# START OF Data excerpts
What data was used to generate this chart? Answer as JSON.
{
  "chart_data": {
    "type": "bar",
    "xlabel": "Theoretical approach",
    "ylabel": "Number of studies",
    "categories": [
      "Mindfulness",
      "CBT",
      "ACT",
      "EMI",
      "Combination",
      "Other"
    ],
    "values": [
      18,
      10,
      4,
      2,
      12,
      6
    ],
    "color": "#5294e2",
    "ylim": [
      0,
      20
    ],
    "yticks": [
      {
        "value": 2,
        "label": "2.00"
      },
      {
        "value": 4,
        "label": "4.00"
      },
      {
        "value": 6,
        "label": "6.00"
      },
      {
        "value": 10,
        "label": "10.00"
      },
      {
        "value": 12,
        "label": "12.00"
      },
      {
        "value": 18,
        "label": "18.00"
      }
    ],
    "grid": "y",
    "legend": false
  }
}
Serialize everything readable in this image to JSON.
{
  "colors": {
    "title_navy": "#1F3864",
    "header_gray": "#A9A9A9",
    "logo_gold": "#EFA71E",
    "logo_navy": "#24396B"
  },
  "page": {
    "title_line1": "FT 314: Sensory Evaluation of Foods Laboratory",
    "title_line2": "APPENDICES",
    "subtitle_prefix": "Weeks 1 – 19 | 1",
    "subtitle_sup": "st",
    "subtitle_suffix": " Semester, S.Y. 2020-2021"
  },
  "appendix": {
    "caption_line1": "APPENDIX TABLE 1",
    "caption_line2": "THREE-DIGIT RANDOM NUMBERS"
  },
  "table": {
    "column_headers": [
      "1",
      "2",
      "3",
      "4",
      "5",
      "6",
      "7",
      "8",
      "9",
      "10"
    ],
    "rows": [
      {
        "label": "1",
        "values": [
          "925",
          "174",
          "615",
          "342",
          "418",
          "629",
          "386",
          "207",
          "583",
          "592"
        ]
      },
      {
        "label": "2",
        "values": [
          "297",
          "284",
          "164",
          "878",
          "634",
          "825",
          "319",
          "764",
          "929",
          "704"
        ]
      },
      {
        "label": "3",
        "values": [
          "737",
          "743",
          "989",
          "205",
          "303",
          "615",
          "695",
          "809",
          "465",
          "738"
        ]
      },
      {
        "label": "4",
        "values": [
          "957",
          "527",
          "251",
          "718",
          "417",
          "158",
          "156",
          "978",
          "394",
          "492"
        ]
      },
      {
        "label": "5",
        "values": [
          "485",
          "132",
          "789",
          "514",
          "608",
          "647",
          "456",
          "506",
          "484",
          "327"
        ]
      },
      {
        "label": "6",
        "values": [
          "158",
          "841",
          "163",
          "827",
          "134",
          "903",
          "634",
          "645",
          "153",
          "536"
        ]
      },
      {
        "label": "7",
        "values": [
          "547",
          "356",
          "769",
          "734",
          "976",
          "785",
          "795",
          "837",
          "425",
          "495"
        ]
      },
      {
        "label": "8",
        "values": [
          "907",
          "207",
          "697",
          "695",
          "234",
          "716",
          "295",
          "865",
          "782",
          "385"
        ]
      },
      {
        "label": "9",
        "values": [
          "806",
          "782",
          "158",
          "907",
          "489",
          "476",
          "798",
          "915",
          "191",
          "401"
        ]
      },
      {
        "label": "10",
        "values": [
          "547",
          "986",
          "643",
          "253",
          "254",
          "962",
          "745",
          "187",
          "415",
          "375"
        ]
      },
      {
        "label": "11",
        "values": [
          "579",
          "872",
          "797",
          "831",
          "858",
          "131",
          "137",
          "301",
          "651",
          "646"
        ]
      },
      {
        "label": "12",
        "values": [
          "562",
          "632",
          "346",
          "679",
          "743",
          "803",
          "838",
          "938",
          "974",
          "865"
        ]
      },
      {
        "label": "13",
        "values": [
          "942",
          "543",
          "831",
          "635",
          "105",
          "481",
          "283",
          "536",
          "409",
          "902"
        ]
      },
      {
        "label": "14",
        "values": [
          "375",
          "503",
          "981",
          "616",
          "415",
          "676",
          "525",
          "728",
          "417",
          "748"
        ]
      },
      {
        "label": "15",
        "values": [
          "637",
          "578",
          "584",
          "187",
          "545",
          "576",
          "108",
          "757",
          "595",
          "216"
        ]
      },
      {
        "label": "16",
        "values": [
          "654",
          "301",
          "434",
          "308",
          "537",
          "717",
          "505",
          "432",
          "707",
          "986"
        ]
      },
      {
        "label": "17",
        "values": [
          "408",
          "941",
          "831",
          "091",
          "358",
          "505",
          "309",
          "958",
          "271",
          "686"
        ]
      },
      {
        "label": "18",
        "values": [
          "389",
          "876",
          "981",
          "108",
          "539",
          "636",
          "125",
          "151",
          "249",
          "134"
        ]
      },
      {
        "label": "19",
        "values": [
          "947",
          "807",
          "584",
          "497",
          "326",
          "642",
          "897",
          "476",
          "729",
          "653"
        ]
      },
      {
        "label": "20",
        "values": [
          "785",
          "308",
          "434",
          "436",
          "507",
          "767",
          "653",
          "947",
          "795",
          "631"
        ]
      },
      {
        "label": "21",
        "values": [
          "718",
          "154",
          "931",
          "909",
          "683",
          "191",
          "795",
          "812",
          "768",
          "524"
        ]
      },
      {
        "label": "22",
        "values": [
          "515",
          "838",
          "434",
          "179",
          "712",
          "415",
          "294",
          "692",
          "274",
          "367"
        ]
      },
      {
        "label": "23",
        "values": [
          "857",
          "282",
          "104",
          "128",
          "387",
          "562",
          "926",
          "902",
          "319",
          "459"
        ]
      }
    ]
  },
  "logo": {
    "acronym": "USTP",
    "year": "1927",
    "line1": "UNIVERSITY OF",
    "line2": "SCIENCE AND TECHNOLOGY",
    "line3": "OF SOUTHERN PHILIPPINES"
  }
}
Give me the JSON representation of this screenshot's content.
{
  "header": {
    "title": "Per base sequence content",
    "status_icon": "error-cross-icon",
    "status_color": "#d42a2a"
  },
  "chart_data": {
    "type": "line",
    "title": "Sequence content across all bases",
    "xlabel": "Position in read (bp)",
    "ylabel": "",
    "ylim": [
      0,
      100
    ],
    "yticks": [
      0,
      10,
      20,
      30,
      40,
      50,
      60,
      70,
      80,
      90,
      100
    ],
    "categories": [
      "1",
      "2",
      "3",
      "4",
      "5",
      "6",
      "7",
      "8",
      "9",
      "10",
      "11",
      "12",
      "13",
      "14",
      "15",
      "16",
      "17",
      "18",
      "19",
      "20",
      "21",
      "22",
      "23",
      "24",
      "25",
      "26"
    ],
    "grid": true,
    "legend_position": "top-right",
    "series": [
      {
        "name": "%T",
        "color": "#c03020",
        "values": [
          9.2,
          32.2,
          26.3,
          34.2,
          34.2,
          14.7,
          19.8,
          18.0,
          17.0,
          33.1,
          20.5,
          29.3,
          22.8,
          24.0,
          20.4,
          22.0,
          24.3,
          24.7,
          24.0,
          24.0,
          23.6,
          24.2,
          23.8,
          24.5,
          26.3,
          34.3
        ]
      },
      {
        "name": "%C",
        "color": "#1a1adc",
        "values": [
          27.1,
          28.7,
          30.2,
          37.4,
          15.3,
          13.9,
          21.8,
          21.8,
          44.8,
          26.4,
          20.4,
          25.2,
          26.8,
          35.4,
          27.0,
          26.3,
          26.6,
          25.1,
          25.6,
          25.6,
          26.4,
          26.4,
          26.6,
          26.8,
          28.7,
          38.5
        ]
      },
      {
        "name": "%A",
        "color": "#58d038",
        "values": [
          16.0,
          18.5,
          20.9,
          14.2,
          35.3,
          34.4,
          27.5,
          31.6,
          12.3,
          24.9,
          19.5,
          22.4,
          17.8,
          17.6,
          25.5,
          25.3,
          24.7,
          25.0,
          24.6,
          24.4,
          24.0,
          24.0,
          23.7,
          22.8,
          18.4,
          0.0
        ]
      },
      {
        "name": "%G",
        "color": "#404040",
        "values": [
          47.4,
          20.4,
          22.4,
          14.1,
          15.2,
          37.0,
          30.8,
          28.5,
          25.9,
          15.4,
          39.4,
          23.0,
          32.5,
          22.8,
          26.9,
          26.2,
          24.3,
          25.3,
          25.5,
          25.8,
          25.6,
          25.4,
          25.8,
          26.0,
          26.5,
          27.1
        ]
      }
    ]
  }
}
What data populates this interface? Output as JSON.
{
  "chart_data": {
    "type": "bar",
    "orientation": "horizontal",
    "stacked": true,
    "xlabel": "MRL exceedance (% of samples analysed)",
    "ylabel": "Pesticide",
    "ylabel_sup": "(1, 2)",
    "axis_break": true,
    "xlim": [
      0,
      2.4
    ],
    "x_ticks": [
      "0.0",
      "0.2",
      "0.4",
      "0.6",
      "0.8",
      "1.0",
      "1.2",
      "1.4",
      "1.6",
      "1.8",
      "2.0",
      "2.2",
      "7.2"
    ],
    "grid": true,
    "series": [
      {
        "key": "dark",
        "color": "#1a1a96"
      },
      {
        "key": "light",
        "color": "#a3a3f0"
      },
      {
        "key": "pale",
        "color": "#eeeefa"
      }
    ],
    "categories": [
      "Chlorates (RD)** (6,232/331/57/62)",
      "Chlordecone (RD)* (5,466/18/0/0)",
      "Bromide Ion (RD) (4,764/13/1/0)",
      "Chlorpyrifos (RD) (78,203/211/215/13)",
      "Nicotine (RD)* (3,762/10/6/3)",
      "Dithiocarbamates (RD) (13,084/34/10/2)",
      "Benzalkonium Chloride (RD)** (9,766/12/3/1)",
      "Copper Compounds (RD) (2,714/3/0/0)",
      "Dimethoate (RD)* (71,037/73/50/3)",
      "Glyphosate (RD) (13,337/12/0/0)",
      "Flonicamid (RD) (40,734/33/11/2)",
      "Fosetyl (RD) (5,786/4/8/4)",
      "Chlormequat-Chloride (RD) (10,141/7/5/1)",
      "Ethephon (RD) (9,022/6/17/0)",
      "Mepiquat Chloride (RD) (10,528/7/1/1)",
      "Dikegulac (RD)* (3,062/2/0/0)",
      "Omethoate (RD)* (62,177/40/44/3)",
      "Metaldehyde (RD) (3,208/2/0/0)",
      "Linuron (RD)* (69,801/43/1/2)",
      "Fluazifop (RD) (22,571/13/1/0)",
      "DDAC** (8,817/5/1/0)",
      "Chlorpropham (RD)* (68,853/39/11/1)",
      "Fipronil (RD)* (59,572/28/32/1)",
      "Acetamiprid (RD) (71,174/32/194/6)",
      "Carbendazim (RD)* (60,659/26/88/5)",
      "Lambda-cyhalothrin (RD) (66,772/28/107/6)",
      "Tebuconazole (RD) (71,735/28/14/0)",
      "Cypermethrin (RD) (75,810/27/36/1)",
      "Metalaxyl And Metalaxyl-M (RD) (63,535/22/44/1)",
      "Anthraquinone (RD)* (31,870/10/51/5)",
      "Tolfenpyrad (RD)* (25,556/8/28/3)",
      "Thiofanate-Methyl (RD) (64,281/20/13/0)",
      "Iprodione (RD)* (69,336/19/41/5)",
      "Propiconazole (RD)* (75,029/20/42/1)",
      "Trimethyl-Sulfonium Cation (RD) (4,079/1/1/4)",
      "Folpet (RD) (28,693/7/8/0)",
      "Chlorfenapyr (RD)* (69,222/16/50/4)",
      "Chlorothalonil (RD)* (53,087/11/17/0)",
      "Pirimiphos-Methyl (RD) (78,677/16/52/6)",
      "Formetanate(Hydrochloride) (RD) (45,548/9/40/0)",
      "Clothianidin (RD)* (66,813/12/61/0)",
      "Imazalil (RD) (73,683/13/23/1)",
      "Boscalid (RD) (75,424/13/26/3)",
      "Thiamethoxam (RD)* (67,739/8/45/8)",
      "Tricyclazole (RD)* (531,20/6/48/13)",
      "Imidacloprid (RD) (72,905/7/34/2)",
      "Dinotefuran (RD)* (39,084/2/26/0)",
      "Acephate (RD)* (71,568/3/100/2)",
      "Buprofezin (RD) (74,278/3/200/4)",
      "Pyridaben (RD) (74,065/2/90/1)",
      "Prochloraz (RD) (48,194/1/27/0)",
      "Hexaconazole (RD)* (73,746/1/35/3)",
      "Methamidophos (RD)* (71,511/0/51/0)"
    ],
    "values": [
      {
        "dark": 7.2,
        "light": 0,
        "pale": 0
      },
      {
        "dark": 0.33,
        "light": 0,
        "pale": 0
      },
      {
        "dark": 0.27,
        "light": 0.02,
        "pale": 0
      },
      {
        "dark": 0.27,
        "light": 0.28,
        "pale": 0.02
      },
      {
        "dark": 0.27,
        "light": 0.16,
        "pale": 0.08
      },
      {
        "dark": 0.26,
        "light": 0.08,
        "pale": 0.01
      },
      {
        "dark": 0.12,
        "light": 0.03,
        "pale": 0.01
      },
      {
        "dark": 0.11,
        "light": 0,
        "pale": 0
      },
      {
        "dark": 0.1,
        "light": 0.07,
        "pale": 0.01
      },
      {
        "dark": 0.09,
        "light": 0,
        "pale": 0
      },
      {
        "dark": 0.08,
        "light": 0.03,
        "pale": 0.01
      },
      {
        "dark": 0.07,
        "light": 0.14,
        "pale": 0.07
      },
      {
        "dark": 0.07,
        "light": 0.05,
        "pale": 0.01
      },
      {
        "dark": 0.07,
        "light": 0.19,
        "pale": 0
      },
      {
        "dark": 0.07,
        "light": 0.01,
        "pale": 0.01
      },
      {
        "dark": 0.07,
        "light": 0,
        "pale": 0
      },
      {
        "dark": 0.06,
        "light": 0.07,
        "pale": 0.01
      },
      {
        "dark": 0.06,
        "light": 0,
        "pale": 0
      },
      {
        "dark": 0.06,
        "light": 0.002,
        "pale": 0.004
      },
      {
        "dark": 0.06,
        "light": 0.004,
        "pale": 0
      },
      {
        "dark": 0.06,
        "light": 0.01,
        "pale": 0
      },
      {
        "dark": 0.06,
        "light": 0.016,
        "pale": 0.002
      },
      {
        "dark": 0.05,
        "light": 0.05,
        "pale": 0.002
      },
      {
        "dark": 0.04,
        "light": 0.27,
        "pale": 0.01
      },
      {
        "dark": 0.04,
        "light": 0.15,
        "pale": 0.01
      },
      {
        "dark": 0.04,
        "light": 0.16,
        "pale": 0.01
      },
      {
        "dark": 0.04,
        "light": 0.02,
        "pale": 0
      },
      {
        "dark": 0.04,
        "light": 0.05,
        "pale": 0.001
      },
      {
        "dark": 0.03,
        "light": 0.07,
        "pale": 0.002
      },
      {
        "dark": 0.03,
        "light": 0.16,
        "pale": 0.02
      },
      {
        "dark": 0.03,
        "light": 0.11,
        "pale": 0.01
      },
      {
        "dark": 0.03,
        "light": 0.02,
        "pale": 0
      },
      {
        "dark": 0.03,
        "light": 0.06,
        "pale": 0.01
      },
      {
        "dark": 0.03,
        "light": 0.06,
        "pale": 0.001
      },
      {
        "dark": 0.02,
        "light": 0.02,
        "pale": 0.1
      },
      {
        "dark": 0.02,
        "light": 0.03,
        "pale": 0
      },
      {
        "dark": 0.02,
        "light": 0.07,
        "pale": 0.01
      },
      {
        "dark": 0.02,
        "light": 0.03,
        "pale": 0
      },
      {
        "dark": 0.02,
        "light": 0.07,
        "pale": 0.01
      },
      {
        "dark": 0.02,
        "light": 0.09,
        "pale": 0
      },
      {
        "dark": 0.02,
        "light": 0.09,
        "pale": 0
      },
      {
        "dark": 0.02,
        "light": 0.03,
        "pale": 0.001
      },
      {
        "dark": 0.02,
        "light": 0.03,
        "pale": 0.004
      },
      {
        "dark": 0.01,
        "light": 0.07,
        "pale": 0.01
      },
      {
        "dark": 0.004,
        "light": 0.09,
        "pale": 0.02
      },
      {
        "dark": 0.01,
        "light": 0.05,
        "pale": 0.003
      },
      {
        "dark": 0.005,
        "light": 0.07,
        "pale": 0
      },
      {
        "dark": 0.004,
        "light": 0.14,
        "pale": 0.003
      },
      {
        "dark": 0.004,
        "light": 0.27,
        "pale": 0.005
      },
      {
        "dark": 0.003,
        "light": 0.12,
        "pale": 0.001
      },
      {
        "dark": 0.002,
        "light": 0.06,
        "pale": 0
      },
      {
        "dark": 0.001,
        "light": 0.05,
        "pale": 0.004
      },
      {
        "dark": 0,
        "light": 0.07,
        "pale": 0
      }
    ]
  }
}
# END OF Data excerpts
### What you will do
Report back each line of the entries that holds the string "xlabel".

### Exercise output
    "xlabel": "Theoretical approach",
    "xlabel": "Position in read (bp)",
    "xlabel": "MRL exceedance (% of samples analysed)",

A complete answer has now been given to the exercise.